EXERCISE INSTRUCTIONS:
Set down the full listing exactly, character for character.

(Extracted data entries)

┄┄┄┄┄┄┄┄┄┄

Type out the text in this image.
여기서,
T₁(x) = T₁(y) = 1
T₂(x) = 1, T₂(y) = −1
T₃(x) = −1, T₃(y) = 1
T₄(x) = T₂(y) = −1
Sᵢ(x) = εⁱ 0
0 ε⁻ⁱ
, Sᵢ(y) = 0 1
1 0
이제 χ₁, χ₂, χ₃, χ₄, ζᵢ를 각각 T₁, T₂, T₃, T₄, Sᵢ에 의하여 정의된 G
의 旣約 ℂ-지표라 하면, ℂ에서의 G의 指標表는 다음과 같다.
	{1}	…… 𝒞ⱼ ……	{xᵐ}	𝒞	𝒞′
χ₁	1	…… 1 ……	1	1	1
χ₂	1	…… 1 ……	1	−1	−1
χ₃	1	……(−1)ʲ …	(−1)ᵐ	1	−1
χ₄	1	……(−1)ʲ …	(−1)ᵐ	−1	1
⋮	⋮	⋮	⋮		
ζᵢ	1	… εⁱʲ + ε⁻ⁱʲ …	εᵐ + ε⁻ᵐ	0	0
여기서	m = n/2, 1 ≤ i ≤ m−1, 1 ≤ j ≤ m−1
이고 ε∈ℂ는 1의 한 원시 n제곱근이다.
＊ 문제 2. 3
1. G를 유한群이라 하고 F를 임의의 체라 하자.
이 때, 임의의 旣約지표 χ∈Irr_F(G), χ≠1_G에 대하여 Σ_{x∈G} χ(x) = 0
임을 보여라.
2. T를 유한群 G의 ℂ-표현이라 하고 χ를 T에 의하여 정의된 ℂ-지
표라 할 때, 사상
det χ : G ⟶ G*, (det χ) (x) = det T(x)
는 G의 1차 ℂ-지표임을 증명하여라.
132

┄┄┄┄┄┄┄┄┄┄

EXERCISE RESPONSE:
Type out the text in this image.
여기서,
T₁(x) = T₁(y) = 1
T₂(x) = 1, T₂(y) = −1
T₃(x) = −1, T₃(y) = 1
T₄(x) = T₂(y) = −1
Sᵢ(x) = εⁱ 0
0 ε⁻ⁱ
, Sᵢ(y) = 0 1
1 0
이제 χ₁, χ₂, χ₃, χ₄, ζᵢ를 각각 T₁, T₂, T₃, T₄, Sᵢ에 의하여 정의된 G
의 旣約 ℂ-지표라 하면, ℂ에서의 G의 指標表는 다음과 같다.
	{1}	…… 𝒞ⱼ ……	{xᵐ}	𝒞	𝒞′
χ₁	1	…… 1 ……	1	1	1
χ₂	1	…… 1 ……	1	−1	−1
χ₃	1	……(−1)ʲ …	(−1)ᵐ	1	−1
χ₄	1	……(−1)ʲ …	(−1)ᵐ	−1	1
⋮	⋮	⋮	⋮		
ζᵢ	1	… εⁱʲ + ε⁻ⁱʲ …	εᵐ + ε⁻ᵐ	0	0
여기서	m = n/2, 1 ≤ i ≤ m−1, 1 ≤ j ≤ m−1
이고 ε∈ℂ는 1의 한 원시 n제곱근이다.
＊ 문제 2. 3
1. G를 유한群이라 하고 F를 임의의 체라 하자.
이 때, 임의의 旣約지표 χ∈Irr_F(G), χ≠1_G에 대하여 Σ_{x∈G} χ(x) = 0
임을 보여라.
2. T를 유한群 G의 ℂ-표현이라 하고 χ를 T에 의하여 정의된 ℂ-지
표라 할 때, 사상
det χ : G ⟶ G*, (det χ) (x) = det T(x)
는 G의 1차 ℂ-지표임을 증명하여라.
132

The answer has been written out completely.